*Entries supplied:*
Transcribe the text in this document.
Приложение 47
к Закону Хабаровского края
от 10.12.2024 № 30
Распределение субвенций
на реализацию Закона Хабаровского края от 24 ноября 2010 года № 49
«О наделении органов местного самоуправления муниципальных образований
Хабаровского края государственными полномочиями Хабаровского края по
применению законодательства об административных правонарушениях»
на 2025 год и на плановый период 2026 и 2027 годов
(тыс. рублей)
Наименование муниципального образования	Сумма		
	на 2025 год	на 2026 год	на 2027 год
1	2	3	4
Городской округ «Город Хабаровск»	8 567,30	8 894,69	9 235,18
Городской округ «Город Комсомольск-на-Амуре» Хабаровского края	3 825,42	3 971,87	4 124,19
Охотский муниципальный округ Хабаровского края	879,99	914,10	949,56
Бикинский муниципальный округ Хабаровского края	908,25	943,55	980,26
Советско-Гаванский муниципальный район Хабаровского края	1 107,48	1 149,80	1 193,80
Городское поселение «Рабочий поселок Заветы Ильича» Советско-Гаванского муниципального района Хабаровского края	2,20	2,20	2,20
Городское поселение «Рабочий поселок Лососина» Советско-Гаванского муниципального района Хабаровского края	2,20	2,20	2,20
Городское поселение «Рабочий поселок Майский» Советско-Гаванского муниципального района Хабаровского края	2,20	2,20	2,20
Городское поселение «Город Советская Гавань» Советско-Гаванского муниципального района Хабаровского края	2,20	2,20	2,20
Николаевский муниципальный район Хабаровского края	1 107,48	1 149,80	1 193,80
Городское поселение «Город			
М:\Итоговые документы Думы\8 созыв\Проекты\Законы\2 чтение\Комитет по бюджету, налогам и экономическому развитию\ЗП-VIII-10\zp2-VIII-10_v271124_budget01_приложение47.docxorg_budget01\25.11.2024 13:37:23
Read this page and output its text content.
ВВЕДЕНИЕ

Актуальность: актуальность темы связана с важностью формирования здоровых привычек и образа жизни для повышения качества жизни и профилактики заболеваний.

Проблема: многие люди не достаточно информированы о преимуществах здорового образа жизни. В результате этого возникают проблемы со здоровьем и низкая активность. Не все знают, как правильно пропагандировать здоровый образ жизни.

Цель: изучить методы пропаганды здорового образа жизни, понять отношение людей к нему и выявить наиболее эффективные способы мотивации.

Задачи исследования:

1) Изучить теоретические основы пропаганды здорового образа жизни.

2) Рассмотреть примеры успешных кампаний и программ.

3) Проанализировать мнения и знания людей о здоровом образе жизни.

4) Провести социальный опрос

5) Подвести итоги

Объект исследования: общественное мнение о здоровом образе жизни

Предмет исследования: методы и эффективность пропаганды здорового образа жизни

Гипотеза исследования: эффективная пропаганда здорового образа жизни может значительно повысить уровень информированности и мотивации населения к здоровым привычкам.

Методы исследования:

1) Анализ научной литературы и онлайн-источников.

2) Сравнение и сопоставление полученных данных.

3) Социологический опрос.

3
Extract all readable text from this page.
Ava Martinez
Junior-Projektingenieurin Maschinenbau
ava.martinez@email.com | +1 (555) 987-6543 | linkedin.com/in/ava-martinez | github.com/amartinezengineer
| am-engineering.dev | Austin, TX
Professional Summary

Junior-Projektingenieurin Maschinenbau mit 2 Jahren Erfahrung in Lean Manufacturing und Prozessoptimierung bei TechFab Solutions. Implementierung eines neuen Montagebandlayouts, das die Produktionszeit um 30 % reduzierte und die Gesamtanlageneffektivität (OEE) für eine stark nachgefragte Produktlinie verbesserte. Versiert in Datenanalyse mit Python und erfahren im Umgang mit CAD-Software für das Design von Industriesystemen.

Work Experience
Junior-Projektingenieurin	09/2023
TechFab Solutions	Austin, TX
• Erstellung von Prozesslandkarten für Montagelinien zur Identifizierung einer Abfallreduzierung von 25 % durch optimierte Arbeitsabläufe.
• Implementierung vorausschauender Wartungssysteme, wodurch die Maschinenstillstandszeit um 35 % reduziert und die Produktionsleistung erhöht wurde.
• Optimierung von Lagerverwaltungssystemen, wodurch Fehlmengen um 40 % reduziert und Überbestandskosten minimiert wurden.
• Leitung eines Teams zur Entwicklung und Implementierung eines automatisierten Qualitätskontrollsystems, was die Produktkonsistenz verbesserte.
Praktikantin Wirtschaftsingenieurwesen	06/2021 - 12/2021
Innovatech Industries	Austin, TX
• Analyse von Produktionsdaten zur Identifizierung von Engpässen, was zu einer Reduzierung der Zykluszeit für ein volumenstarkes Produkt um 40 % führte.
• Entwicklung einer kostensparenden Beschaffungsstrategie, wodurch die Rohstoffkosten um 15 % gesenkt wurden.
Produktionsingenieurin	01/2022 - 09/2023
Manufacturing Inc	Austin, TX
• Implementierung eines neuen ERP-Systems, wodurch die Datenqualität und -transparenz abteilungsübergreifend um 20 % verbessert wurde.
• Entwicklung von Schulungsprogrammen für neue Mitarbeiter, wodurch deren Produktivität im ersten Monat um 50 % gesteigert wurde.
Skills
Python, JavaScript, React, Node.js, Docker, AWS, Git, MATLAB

*Direction:* Reproduce the data in its entirety, matching each character.

*Response to this task:*
Transcribe the text in this document.
Приложение 47
к Закону Хабаровского края
от 10.12.2024 № 30
Распределение субвенций
на реализацию Закона Хабаровского края от 24 ноября 2010 года № 49
«О наделении органов местного самоуправления муниципальных образований
Хабаровского края государственными полномочиями Хабаровского края по
применению законодательства об административных правонарушениях»
на 2025 год и на плановый период 2026 и 2027 годов
(тыс. рублей)
Наименование муниципального образования	Сумма		
	на 2025 год	на 2026 год	на 2027 год
1	2	3	4
Городской округ «Город Хабаровск»	8 567,30	8 894,69	9 235,18
Городской округ «Город Комсомольск-на-Амуре» Хабаровского края	3 825,42	3 971,87	4 124,19
Охотский муниципальный округ Хабаровского края	879,99	914,10	949,56
Бикинский муниципальный округ Хабаровского края	908,25	943,55	980,26
Советско-Гаванский муниципальный район Хабаровского края	1 107,48	1 149,80	1 193,80
Городское поселение «Рабочий поселок Заветы Ильича» Советско-Гаванского муниципального района Хабаровского края	2,20	2,20	2,20
Городское поселение «Рабочий поселок Лососина» Советско-Гаванского муниципального района Хабаровского края	2,20	2,20	2,20
Городское поселение «Рабочий поселок Майский» Советско-Гаванского муниципального района Хабаровского края	2,20	2,20	2,20
Городское поселение «Город Советская Гавань» Советско-Гаванского муниципального района Хабаровского края	2,20	2,20	2,20
Николаевский муниципальный район Хабаровского края	1 107,48	1 149,80	1 193,80
Городское поселение «Город			
М:\Итоговые документы Думы\8 созыв\Проекты\Законы\2 чтение\Комитет по бюджету, налогам и экономическому развитию\ЗП-VIII-10\zp2-VIII-10_v271124_budget01_приложение47.docxorg_budget01\25.11.2024 13:37:23
Read this page and output its text content.
ВВЕДЕНИЕ

Актуальность: актуальность темы связана с важностью формирования здоровых привычек и образа жизни для повышения качества жизни и профилактики заболеваний.

Проблема: многие люди не достаточно информированы о преимуществах здорового образа жизни. В результате этого возникают проблемы со здоровьем и низкая активность. Не все знают, как правильно пропагандировать здоровый образ жизни.

Цель: изучить методы пропаганды здорового образа жизни, понять отношение людей к нему и выявить наиболее эффективные способы мотивации.

Задачи исследования:

1) Изучить теоретические основы пропаганды здорового образа жизни.

2) Рассмотреть примеры успешных кампаний и программ.

3) Проанализировать мнения и знания людей о здоровом образе жизни.

4) Провести социальный опрос

5) Подвести итоги

Объект исследования: общественное мнение о здоровом образе жизни

Предмет исследования: методы и эффективность пропаганды здорового образа жизни

Гипотеза исследования: эффективная пропаганда здорового образа жизни может значительно повысить уровень информированности и мотивации населения к здоровым привычкам.

Методы исследования:

1) Анализ научной литературы и онлайн-источников.

2) Сравнение и сопоставление полученных данных.

3) Социологический опрос.

3
Extract all readable text from this page.
Ava Martinez
Junior-Projektingenieurin Maschinenbau
ava.martinez@email.com | +1 (555) 987-6543 | linkedin.com/in/ava-martinez | github.com/amartinezengineer
| am-engineering.dev | Austin, TX
Professional Summary

Junior-Projektingenieurin Maschinenbau mit 2 Jahren Erfahrung in Lean Manufacturing und Prozessoptimierung bei TechFab Solutions. Implementierung eines neuen Montagebandlayouts, das die Produktionszeit um 30 % reduzierte und die Gesamtanlageneffektivität (OEE) für eine stark nachgefragte Produktlinie verbesserte. Versiert in Datenanalyse mit Python und erfahren im Umgang mit CAD-Software für das Design von Industriesystemen.

Work Experience
Junior-Projektingenieurin	09/2023
TechFab Solutions	Austin, TX
• Erstellung von Prozesslandkarten für Montagelinien zur Identifizierung einer Abfallreduzierung von 25 % durch optimierte Arbeitsabläufe.
• Implementierung vorausschauender Wartungssysteme, wodurch die Maschinenstillstandszeit um 35 % reduziert und die Produktionsleistung erhöht wurde.
• Optimierung von Lagerverwaltungssystemen, wodurch Fehlmengen um 40 % reduziert und Überbestandskosten minimiert wurden.
• Leitung eines Teams zur Entwicklung und Implementierung eines automatisierten Qualitätskontrollsystems, was die Produktkonsistenz verbesserte.
Praktikantin Wirtschaftsingenieurwesen	06/2021 - 12/2021
Innovatech Industries	Austin, TX
• Analyse von Produktionsdaten zur Identifizierung von Engpässen, was zu einer Reduzierung der Zykluszeit für ein volumenstarkes Produkt um 40 % führte.
• Entwicklung einer kostensparenden Beschaffungsstrategie, wodurch die Rohstoffkosten um 15 % gesenkt wurden.
Produktionsingenieurin	01/2022 - 09/2023
Manufacturing Inc	Austin, TX
• Implementierung eines neuen ERP-Systems, wodurch die Datenqualität und -transparenz abteilungsübergreifend um 20 % verbessert wurde.
• Entwicklung von Schulungsprogrammen für neue Mitarbeiter, wodurch deren Produktivität im ersten Monat um 50 % gesteigert wurde.
Skills
Python, JavaScript, React, Node.js, Docker, AWS, Git, MATLAB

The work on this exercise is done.